Data records:
+++
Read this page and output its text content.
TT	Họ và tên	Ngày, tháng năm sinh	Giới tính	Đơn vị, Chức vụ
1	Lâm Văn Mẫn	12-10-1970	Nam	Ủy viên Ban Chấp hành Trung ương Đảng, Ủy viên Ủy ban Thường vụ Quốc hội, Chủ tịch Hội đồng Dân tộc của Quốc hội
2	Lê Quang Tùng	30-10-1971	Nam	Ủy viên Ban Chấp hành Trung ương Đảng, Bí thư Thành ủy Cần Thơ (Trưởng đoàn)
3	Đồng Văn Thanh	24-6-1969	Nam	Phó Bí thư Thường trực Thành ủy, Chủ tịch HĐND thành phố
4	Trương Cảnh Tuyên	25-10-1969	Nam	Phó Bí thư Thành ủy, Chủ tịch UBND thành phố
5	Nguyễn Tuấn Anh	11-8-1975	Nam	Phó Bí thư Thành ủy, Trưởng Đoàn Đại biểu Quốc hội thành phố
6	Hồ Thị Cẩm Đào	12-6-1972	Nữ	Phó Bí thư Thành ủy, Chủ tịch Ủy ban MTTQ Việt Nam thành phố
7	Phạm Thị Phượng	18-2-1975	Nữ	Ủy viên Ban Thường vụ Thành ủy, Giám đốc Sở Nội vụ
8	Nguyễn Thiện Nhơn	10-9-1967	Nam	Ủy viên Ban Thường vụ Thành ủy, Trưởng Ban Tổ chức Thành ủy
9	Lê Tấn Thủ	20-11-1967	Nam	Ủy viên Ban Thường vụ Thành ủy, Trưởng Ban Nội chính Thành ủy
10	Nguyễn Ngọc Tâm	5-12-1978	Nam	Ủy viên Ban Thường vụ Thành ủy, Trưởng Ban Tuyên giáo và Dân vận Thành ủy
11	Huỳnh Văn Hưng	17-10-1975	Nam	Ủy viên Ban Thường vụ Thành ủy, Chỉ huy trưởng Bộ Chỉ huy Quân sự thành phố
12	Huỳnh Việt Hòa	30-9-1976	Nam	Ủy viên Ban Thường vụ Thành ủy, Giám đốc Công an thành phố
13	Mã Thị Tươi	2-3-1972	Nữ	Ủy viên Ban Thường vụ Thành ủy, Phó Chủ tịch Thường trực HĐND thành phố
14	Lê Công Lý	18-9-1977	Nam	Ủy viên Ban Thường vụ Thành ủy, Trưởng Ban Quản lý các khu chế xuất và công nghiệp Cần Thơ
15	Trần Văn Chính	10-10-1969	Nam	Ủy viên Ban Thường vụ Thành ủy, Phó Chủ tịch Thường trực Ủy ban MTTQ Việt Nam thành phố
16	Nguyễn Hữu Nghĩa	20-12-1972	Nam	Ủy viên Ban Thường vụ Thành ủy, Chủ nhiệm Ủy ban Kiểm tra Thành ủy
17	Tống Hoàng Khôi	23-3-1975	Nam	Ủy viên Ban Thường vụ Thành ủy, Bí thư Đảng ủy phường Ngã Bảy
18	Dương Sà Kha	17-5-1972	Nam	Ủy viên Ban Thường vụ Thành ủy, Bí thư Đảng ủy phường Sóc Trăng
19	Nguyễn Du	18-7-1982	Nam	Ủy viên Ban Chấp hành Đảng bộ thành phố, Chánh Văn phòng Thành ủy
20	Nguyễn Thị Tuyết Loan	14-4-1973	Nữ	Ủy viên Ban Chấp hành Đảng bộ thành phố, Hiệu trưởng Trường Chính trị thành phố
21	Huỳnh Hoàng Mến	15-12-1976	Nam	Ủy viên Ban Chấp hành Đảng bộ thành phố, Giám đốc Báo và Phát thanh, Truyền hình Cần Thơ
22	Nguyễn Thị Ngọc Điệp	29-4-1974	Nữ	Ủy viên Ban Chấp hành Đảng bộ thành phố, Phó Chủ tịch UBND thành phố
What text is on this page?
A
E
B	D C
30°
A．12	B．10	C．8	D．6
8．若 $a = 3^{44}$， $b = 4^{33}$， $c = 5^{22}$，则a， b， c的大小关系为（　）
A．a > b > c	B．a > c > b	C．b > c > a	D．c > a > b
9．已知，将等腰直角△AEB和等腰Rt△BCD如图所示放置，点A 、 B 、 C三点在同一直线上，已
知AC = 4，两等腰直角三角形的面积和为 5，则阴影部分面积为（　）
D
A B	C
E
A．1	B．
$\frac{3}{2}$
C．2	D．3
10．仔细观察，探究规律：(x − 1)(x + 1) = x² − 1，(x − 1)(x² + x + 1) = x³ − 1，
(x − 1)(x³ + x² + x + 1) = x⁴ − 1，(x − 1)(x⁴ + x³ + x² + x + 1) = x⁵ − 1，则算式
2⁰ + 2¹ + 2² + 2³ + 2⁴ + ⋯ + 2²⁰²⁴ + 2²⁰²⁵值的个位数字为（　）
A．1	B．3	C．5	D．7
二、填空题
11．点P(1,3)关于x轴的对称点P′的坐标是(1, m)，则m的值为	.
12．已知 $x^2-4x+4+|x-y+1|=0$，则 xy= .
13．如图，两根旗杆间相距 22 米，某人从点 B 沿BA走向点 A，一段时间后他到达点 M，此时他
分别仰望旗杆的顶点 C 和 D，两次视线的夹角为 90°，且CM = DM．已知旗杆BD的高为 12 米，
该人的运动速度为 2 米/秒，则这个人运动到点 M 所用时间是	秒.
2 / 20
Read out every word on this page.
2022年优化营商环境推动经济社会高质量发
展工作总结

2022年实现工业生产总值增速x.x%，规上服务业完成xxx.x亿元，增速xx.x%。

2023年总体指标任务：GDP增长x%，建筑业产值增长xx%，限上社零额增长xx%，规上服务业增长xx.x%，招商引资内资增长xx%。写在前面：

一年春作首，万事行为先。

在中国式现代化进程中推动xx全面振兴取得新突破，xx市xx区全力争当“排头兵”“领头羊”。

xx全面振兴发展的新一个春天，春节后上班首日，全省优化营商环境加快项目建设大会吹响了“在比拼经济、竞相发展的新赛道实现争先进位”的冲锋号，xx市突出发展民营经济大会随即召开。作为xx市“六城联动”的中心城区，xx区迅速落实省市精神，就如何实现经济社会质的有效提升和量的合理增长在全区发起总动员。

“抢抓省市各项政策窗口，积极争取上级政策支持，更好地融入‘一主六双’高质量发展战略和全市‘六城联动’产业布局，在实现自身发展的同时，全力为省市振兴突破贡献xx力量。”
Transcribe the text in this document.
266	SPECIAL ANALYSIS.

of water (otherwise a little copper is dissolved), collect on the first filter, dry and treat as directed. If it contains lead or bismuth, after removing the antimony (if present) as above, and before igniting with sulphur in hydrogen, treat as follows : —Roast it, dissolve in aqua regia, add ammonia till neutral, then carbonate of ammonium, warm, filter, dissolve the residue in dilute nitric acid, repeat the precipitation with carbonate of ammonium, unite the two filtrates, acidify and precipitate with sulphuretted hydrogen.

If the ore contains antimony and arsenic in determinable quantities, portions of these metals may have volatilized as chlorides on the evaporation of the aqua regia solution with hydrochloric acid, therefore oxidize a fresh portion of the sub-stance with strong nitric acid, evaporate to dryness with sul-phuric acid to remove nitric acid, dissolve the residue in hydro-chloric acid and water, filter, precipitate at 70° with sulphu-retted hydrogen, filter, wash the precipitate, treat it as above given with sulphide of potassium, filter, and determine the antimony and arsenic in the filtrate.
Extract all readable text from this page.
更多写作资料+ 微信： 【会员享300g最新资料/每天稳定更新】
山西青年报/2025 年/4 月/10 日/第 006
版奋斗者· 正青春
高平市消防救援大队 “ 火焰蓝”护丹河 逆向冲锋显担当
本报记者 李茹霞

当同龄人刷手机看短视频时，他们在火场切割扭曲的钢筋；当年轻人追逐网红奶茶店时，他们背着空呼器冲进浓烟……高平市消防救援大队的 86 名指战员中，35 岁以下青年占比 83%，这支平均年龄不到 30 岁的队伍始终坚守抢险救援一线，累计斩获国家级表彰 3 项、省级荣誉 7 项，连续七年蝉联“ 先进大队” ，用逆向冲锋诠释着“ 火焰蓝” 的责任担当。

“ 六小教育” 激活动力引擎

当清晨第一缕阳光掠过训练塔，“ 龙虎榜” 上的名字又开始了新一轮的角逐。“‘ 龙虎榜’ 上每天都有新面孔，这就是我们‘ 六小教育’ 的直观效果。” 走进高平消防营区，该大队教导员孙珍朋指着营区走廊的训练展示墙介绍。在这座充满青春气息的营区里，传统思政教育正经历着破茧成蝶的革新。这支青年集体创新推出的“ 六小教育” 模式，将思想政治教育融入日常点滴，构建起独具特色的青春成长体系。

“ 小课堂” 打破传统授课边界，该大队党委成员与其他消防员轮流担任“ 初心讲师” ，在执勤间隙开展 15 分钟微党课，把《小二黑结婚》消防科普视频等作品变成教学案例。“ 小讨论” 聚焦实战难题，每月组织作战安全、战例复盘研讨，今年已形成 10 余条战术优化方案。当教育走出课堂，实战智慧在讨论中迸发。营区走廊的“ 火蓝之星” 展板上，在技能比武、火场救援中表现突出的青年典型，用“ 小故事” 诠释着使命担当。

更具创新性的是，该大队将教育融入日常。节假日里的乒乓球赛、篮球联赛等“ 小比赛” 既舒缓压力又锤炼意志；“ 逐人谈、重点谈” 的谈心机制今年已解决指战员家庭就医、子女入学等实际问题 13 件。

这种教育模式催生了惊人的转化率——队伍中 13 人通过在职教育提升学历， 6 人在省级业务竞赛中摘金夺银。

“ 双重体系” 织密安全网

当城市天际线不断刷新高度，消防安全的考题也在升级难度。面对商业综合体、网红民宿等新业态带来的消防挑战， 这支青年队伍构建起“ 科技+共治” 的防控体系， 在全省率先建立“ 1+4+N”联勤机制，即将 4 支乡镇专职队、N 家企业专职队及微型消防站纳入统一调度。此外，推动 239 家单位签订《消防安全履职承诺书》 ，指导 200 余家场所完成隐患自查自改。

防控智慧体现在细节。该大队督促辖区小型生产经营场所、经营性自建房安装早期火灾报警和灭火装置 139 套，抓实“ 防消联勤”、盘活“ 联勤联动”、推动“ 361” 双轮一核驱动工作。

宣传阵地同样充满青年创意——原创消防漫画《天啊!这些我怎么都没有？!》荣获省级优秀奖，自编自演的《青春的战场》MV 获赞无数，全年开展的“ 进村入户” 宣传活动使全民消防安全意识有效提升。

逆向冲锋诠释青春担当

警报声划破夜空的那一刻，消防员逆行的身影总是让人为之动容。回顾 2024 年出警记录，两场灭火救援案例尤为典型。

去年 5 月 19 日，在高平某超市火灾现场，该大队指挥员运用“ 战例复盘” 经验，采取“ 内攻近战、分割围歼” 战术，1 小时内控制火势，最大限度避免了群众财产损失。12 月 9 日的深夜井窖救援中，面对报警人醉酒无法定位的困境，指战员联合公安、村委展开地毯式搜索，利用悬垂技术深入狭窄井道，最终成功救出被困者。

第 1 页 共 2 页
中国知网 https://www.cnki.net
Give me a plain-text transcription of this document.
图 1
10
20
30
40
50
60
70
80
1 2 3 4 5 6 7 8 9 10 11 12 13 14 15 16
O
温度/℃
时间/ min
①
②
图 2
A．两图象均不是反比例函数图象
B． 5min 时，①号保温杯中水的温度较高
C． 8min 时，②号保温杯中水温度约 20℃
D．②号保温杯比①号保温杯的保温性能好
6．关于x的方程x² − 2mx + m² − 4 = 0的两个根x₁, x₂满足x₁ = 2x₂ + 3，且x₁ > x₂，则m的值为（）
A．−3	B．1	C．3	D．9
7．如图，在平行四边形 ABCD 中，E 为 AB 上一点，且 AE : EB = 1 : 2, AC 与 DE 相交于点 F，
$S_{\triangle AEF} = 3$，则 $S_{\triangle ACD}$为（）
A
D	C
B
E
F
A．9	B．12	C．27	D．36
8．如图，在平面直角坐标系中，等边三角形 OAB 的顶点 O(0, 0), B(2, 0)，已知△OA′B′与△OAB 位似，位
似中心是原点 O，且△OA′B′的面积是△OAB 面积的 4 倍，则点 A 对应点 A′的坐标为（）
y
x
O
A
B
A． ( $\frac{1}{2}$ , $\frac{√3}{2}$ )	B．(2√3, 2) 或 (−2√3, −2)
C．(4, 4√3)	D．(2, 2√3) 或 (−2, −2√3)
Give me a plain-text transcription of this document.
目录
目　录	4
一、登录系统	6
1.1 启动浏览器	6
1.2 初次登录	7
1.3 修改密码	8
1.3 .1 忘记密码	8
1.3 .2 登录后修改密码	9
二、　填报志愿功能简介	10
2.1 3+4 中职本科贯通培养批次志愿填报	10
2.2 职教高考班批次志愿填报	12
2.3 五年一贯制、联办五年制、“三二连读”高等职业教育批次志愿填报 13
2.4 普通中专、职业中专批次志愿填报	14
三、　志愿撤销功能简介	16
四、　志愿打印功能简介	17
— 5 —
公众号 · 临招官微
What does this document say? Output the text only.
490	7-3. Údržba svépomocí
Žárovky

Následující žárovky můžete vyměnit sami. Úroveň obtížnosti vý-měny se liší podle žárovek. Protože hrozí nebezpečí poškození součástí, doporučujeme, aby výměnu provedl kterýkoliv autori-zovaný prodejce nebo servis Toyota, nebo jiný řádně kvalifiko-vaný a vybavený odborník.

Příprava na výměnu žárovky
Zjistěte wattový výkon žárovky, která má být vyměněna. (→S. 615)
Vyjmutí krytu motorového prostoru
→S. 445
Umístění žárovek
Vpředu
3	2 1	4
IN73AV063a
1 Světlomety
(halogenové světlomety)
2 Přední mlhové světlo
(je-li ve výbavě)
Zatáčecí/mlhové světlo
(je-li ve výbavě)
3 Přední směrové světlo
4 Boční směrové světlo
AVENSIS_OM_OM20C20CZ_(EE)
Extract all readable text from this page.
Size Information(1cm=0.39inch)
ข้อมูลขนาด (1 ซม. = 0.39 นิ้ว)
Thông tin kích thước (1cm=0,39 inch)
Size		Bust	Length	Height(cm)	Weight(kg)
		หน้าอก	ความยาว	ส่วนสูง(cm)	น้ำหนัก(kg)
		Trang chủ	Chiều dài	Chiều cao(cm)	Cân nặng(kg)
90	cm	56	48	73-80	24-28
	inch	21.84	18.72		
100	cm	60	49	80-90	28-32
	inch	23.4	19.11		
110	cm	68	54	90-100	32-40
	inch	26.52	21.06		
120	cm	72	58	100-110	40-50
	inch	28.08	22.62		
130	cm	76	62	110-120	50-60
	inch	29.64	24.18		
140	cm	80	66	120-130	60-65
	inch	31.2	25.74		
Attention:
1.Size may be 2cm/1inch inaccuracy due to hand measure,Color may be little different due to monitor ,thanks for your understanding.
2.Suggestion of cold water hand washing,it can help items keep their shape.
+++
Task directions: Track down every line with the word "hand" and copy it.

The output:
1.Size may be 2cm/1inch inaccuracy due to hand measure,Color may be little different due to monitor ,thanks for your understanding.
2.Suggestion of cold water hand washing,it can help items keep their shape.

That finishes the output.